__Input records__:
----------------------------------------
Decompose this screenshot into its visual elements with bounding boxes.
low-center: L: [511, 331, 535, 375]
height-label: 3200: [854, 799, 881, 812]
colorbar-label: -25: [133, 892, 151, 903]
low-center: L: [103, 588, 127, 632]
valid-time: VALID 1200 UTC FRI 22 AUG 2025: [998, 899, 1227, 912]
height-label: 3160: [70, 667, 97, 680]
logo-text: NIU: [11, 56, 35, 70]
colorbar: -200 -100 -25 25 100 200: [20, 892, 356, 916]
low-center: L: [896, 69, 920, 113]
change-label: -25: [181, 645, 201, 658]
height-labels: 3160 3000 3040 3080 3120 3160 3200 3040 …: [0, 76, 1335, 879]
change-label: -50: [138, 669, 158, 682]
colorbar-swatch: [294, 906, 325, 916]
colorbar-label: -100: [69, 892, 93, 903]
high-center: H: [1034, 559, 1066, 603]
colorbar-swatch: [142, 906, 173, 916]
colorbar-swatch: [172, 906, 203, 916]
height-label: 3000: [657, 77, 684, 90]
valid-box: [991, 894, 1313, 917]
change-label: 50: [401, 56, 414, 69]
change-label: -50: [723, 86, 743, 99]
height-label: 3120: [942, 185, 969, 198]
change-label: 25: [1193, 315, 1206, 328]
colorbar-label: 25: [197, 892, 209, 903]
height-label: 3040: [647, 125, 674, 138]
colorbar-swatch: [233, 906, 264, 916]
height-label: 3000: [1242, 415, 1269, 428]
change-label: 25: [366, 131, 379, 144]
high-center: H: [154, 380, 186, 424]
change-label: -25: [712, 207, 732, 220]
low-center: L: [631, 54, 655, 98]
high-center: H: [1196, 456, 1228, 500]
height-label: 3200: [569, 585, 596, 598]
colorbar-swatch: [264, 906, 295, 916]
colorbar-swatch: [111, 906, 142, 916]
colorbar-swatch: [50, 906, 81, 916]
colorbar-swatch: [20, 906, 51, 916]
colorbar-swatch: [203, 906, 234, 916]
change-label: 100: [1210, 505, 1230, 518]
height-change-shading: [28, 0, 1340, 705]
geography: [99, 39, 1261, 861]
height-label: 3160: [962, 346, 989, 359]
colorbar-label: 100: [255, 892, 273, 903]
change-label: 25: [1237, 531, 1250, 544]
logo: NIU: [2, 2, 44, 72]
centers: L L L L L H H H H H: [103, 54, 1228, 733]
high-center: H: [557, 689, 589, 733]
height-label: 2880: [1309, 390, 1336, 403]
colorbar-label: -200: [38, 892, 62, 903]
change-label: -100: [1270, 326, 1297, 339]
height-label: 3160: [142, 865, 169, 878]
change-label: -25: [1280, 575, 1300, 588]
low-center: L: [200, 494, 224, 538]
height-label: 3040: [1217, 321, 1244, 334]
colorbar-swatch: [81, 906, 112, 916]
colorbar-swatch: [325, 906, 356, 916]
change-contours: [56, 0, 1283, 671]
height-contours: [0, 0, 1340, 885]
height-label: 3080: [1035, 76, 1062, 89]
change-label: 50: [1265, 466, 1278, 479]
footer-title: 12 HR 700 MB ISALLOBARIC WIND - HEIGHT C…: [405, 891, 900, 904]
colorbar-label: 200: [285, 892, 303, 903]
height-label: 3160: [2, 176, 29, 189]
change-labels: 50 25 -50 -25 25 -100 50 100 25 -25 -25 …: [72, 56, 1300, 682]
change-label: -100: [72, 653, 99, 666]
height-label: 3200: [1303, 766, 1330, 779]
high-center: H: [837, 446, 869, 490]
----------------------------------------
__What the task requires__:
Swap every "low-center" in the rows above for "low-pressure-center" and write all the rows out again, leaving everything else unchanged.

__Task result__:
Decompose this screenshot into its visual elements with bounding boxes.
low-pressure-center: L: [511, 331, 535, 375]
height-label: 3200: [854, 799, 881, 812]
colorbar-label: -25: [133, 892, 151, 903]
low-pressure-center: L: [103, 588, 127, 632]
valid-time: VALID 1200 UTC FRI 22 AUG 2025: [998, 899, 1227, 912]
height-label: 3160: [70, 667, 97, 680]
logo-text: NIU: [11, 56, 35, 70]
colorbar: -200 -100 -25 25 100 200: [20, 892, 356, 916]
low-pressure-center: L: [896, 69, 920, 113]
change-label: -25: [181, 645, 201, 658]
height-labels: 3160 3000 3040 3080 3120 3160 3200 3040 …: [0, 76, 1335, 879]
change-label: -50: [138, 669, 158, 682]
colorbar-swatch: [294, 906, 325, 916]
colorbar-label: -100: [69, 892, 93, 903]
high-center: H: [1034, 559, 1066, 603]
colorbar-swatch: [142, 906, 173, 916]
colorbar-swatch: [172, 906, 203, 916]
height-label: 3000: [657, 77, 684, 90]
valid-box: [991, 894, 1313, 917]
change-label: 50: [401, 56, 414, 69]
change-label: -50: [723, 86, 743, 99]
height-label: 3120: [942, 185, 969, 198]
change-label: 25: [1193, 315, 1206, 328]
colorbar-label: 25: [197, 892, 209, 903]
height-label: 3040: [647, 125, 674, 138]
colorbar-swatch: [233, 906, 264, 916]
height-label: 3000: [1242, 415, 1269, 428]
change-label: 25: [366, 131, 379, 144]
high-center: H: [154, 380, 186, 424]
change-label: -25: [712, 207, 732, 220]
low-pressure-center: L: [631, 54, 655, 98]
high-center: H: [1196, 456, 1228, 500]
height-label: 3200: [569, 585, 596, 598]
colorbar-swatch: [264, 906, 295, 916]
colorbar-swatch: [111, 906, 142, 916]
colorbar-swatch: [50, 906, 81, 916]
colorbar-swatch: [20, 906, 51, 916]
colorbar-swatch: [203, 906, 234, 916]
change-label: 100: [1210, 505, 1230, 518]
height-change-shading: [28, 0, 1340, 705]
geography: [99, 39, 1261, 861]
height-label: 3160: [962, 346, 989, 359]
colorbar-label: 100: [255, 892, 273, 903]
change-label: 25: [1237, 531, 1250, 544]
logo: NIU: [2, 2, 44, 72]
centers: L L L L L H H H H H: [103, 54, 1228, 733]
high-center: H: [557, 689, 589, 733]
height-label: 2880: [1309, 390, 1336, 403]
colorbar-label: -200: [38, 892, 62, 903]
change-label: -100: [1270, 326, 1297, 339]
height-label: 3160: [142, 865, 169, 878]
change-label: -25: [1280, 575, 1300, 588]
low-pressure-center: L: [200, 494, 224, 538]
height-label: 3040: [1217, 321, 1244, 334]
colorbar-swatch: [81, 906, 112, 916]
colorbar-swatch: [325, 906, 356, 916]
change-contours: [56, 0, 1283, 671]
height-contours: [0, 0, 1340, 885]
height-label: 3080: [1035, 76, 1062, 89]
change-label: 50: [1265, 466, 1278, 479]
footer-title: 12 HR 700 MB ISALLOBARIC WIND - HEIGHT C…: [405, 891, 900, 904]
colorbar-label: 200: [285, 892, 303, 903]
height-label: 3160: [2, 176, 29, 189]
change-labels: 50 25 -50 -25 25 -100 50 100 25 -25 -25 …: [72, 56, 1300, 682]
change-label: -100: [72, 653, 99, 666]
height-label: 3200: [1303, 766, 1330, 779]
high-center: H: [837, 446, 869, 490]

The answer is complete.